◆ GIVEN TASK ◆
Report how many lines in the records hold the string "structure"; give the number and nothing else.

**** DATA FOR THIS EXERCISE ****

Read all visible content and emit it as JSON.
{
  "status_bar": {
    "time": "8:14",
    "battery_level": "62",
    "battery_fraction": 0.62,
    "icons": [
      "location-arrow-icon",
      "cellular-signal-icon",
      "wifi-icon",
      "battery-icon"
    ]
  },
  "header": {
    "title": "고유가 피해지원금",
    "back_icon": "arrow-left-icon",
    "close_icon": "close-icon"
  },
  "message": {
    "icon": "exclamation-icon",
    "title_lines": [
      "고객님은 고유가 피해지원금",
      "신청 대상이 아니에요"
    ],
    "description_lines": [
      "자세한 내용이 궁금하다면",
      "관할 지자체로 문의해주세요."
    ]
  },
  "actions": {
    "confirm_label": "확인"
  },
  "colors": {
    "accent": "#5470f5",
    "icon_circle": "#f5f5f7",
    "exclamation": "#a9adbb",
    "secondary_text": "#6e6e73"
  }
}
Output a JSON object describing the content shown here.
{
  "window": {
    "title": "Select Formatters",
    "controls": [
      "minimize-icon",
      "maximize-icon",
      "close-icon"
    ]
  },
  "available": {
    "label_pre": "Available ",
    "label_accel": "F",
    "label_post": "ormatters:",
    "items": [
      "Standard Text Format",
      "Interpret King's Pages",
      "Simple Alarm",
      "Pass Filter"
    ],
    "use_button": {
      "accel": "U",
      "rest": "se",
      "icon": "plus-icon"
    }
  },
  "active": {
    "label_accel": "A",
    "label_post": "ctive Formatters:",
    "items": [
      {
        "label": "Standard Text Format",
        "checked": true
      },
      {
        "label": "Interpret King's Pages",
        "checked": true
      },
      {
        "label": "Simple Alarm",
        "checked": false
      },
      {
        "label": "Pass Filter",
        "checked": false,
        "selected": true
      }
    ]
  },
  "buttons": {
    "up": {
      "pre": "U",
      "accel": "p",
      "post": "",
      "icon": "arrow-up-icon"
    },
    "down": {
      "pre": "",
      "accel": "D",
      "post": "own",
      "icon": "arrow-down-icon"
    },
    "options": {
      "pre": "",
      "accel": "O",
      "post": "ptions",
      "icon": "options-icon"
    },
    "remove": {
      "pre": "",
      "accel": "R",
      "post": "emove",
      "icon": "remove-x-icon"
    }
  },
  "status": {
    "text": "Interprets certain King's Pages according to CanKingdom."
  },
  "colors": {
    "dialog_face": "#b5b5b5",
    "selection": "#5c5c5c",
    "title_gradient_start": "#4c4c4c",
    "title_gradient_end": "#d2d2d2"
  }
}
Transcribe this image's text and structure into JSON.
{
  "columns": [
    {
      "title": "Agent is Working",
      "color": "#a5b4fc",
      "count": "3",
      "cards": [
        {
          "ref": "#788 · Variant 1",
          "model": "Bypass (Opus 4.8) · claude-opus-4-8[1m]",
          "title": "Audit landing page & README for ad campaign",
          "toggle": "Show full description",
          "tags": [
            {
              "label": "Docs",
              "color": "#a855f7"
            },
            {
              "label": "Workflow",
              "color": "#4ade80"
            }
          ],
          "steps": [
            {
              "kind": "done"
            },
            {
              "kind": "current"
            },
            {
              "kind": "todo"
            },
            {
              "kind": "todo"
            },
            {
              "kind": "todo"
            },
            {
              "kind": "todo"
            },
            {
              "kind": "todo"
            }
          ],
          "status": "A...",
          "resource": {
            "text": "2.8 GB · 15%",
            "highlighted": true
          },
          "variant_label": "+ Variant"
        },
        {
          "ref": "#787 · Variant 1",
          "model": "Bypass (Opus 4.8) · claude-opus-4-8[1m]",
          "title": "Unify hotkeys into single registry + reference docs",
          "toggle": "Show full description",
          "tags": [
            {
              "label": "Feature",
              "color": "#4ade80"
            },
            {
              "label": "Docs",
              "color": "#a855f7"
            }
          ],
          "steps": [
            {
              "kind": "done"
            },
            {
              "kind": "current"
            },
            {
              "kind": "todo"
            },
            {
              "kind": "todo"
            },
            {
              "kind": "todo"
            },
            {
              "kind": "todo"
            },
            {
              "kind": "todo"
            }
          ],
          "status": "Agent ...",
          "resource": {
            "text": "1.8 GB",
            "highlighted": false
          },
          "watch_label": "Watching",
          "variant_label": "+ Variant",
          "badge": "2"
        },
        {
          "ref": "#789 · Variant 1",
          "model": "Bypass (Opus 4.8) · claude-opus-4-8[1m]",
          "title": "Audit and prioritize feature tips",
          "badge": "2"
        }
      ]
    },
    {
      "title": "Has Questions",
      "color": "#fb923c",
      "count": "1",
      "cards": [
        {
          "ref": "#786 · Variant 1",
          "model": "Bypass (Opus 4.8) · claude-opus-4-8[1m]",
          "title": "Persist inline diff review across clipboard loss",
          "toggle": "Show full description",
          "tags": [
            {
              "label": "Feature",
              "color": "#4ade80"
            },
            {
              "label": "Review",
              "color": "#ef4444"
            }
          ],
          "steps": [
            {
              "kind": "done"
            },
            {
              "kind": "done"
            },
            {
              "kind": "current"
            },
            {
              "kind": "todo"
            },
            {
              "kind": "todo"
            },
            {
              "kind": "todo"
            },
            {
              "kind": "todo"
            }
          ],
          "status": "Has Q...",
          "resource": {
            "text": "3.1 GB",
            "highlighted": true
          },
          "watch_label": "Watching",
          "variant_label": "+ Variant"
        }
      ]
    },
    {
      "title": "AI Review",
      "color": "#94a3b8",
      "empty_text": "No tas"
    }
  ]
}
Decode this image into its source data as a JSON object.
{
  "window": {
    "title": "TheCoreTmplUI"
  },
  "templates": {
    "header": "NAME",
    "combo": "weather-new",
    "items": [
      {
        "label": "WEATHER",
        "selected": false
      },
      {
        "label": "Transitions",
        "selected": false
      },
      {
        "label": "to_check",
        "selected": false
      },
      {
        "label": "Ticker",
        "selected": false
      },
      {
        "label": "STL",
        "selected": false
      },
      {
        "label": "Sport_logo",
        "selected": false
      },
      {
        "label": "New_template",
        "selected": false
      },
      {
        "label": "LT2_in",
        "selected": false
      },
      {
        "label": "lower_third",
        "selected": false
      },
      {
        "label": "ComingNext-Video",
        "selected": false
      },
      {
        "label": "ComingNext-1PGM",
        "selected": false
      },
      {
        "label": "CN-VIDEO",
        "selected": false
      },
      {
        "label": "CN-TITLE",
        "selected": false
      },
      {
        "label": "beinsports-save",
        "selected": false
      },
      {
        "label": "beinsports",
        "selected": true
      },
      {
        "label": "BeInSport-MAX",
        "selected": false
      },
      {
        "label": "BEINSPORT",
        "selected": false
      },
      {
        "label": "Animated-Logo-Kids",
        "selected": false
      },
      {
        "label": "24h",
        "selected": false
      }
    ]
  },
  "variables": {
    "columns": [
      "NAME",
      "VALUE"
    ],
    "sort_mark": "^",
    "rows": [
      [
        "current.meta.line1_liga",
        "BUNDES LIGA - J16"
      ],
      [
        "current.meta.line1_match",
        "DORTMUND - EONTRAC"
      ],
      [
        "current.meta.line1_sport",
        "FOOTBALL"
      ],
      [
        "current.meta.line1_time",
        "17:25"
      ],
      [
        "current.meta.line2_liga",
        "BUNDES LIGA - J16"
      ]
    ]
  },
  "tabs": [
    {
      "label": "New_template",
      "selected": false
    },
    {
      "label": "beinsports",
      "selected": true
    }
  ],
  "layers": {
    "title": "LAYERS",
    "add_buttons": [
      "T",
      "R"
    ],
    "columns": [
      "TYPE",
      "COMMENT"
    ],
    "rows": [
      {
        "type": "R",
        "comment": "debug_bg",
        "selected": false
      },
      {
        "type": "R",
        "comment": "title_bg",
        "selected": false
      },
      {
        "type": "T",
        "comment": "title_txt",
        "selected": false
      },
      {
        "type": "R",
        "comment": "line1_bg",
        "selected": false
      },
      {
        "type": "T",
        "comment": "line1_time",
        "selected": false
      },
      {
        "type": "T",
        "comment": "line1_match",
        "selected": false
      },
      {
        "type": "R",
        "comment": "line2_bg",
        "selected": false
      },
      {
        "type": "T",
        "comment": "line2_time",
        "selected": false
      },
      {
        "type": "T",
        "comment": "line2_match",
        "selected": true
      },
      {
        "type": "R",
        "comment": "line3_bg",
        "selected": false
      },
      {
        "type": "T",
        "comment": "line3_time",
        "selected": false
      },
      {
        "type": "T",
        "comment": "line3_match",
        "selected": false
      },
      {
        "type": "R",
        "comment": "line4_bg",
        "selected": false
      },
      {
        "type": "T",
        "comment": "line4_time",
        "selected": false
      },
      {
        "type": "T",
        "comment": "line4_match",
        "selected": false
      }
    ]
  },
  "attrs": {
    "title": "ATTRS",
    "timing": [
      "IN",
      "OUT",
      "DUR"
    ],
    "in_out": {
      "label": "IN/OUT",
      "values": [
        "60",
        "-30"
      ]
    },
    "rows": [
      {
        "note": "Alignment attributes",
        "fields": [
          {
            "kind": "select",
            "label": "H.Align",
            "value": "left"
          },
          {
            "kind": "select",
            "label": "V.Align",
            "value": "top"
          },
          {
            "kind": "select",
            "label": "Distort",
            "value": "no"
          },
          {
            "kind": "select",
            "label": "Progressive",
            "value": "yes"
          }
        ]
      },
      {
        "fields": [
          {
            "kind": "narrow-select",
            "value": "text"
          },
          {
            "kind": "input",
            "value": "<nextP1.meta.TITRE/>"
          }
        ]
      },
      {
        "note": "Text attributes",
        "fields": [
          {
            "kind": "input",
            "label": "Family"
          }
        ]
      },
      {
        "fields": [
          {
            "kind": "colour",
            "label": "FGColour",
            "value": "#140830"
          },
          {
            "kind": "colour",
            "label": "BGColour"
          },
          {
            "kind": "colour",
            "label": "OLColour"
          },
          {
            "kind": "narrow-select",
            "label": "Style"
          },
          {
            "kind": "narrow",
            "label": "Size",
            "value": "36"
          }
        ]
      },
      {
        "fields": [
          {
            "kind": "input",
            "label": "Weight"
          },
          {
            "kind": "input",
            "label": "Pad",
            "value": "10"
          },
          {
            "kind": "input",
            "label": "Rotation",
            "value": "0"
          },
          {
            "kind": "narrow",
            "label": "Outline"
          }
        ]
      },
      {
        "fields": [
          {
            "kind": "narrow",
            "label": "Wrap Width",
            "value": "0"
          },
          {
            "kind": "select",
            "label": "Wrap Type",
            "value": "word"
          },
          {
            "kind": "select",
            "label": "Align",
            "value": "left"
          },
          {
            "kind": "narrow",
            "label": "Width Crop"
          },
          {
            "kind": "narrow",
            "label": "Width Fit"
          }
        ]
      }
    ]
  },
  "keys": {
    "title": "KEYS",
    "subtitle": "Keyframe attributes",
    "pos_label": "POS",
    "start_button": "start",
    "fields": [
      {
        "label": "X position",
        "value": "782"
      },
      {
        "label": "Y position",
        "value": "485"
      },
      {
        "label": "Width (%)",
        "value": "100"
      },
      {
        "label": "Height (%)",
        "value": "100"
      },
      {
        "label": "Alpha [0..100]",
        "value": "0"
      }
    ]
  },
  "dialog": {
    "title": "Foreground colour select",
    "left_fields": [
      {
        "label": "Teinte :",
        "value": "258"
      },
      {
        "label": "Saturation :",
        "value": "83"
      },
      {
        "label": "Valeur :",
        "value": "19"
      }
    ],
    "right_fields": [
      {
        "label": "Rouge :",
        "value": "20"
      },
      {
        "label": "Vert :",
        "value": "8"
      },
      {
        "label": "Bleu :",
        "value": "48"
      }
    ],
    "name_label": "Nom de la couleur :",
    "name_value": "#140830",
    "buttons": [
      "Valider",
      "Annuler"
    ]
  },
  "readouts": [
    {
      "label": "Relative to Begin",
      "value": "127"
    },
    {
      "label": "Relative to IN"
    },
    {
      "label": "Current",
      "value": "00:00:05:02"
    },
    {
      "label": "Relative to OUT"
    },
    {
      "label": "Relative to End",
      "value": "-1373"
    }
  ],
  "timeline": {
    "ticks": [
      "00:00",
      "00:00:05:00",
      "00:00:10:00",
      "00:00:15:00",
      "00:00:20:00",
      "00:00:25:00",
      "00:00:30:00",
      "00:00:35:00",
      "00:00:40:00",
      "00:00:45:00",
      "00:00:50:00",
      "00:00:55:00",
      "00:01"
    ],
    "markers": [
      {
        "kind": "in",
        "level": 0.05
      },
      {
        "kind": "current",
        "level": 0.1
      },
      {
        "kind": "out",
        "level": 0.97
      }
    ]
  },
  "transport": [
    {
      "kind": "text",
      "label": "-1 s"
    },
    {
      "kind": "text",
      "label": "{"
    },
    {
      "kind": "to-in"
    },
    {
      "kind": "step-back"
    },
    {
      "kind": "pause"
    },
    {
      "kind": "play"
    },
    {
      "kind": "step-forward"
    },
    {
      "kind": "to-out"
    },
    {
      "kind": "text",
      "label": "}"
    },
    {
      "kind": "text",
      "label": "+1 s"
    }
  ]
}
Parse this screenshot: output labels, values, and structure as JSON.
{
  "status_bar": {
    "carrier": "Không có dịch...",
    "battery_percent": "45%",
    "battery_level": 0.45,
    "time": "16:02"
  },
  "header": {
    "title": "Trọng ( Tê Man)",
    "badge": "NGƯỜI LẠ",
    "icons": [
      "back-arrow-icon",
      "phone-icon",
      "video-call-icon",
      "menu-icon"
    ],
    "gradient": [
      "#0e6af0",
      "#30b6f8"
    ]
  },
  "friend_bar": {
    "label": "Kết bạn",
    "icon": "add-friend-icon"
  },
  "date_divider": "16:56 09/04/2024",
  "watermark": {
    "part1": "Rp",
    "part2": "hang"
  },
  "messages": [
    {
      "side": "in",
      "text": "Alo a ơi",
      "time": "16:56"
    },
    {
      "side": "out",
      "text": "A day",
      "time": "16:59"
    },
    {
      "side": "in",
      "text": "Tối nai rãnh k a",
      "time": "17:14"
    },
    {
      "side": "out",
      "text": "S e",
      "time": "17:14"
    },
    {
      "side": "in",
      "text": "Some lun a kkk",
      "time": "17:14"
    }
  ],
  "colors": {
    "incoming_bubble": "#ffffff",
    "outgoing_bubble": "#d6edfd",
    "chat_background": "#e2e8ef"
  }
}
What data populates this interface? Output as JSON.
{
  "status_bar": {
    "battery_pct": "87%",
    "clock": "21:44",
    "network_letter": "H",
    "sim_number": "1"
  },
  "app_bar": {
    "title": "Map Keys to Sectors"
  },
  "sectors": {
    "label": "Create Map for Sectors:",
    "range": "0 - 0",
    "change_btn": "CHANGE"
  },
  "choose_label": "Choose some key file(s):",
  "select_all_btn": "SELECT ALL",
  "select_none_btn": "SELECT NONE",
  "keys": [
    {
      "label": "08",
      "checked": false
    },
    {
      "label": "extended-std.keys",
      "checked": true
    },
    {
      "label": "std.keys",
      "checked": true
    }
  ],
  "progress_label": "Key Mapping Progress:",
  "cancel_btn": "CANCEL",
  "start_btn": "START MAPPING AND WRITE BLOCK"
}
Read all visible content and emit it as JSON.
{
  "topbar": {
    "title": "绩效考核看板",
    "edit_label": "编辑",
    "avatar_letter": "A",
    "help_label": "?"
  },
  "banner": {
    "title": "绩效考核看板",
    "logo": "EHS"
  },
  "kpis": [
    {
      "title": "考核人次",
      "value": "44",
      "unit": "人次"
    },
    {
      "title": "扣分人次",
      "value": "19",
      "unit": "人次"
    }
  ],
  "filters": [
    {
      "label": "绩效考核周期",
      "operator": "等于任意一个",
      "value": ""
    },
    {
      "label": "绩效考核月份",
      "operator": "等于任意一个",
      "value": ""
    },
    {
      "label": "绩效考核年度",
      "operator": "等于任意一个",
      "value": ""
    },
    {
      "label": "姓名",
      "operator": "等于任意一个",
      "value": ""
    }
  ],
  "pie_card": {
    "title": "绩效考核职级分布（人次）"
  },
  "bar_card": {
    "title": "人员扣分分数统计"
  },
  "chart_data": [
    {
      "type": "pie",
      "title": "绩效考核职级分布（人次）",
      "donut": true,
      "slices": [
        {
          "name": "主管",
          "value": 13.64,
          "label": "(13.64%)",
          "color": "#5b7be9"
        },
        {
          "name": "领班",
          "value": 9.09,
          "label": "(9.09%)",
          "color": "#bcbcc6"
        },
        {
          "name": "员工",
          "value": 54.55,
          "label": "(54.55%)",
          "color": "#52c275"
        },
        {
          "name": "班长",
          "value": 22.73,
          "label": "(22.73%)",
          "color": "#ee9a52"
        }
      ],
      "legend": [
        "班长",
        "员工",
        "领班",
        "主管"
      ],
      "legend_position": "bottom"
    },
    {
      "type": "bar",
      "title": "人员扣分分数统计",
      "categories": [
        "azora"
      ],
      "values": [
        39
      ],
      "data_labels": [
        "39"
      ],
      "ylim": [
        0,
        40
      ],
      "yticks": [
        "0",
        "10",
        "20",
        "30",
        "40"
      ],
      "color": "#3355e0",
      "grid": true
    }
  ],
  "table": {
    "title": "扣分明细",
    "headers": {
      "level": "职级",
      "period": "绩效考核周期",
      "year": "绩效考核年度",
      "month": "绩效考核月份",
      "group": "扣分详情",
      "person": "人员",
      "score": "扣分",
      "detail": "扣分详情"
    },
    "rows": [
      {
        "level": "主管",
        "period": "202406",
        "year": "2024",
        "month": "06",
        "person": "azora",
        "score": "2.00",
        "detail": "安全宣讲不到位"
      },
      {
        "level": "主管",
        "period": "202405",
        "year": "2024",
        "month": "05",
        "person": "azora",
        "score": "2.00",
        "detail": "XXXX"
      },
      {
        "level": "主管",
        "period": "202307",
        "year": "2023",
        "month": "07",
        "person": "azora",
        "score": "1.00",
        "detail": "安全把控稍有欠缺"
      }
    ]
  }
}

****

◆ RESULT FOR THIS EXERCISE ◆
2